OBJECTIVE: Give the number of lines holding the string "discrimination" and nothing more.

RECORDED DATA:
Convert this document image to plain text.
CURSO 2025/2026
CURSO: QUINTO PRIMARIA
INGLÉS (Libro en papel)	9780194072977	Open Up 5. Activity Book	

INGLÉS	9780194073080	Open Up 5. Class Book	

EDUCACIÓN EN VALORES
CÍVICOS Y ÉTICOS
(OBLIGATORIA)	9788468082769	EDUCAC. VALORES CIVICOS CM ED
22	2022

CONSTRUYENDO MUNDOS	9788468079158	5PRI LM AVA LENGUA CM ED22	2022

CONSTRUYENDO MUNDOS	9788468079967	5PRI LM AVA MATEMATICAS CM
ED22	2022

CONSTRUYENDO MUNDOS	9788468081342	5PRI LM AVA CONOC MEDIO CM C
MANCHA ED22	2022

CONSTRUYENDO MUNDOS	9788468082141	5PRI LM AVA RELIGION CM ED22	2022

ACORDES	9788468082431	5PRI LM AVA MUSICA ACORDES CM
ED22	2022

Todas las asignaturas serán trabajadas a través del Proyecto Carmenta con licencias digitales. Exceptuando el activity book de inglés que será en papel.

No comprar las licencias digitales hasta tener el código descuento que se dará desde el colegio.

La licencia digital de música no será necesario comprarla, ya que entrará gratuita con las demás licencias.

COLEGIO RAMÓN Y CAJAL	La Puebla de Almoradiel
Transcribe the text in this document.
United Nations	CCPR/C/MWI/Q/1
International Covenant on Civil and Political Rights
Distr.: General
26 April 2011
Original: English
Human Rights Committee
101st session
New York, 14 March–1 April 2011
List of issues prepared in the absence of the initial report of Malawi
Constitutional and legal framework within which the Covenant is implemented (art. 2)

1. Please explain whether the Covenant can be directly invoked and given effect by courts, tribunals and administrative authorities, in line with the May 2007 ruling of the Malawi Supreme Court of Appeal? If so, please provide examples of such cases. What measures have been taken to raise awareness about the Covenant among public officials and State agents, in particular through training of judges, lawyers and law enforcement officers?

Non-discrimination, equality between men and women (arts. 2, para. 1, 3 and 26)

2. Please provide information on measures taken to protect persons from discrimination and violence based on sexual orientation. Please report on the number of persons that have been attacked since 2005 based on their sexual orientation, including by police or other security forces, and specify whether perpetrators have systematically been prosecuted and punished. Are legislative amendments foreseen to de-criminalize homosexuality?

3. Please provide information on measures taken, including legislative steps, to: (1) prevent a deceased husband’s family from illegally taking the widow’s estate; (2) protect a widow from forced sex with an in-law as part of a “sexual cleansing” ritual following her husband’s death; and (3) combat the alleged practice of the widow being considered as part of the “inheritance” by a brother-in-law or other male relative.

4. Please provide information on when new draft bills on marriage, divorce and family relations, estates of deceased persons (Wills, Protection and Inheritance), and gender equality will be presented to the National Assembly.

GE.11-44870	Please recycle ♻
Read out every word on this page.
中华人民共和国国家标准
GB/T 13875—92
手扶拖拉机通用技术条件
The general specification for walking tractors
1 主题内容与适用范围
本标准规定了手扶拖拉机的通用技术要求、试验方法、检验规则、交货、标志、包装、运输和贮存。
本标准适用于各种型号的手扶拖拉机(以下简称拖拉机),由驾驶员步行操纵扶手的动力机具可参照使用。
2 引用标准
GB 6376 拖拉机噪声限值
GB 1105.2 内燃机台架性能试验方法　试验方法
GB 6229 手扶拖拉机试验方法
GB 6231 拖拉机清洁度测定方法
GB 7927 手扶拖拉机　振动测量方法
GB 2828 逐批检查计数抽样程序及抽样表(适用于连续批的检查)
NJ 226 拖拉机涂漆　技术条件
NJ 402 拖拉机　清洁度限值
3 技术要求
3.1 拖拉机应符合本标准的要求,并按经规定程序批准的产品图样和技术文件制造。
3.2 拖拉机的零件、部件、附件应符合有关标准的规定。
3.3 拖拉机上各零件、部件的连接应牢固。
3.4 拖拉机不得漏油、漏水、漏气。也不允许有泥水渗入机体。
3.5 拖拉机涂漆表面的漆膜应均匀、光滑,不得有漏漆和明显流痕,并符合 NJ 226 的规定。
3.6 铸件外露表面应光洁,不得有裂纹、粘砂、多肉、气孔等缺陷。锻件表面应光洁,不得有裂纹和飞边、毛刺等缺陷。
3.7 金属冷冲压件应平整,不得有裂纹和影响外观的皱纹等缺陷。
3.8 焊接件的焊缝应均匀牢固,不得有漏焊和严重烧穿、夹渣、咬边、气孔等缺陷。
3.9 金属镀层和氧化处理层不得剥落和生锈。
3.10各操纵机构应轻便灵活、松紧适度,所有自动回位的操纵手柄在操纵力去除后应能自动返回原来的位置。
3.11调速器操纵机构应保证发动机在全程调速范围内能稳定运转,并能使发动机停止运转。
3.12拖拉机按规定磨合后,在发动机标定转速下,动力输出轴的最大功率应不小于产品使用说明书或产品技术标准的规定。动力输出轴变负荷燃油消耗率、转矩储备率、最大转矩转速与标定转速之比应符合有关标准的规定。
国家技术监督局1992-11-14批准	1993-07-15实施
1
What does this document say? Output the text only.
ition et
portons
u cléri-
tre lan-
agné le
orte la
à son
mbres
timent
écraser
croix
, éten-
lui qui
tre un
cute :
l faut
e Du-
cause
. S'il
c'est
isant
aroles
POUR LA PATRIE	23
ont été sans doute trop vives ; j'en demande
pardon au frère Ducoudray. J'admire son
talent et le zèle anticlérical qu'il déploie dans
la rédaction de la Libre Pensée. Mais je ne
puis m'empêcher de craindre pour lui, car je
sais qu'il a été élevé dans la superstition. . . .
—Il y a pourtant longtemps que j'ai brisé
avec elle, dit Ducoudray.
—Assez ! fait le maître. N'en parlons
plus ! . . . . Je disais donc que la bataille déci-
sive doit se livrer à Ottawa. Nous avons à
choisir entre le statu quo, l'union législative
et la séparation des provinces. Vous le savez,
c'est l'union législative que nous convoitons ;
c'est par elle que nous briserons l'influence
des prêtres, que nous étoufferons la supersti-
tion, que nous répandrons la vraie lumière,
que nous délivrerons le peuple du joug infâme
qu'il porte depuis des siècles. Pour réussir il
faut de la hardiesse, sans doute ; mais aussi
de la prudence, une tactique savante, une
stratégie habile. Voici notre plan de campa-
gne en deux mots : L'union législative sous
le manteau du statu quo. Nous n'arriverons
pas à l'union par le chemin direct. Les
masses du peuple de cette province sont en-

PROBLEM SOLUTION: 2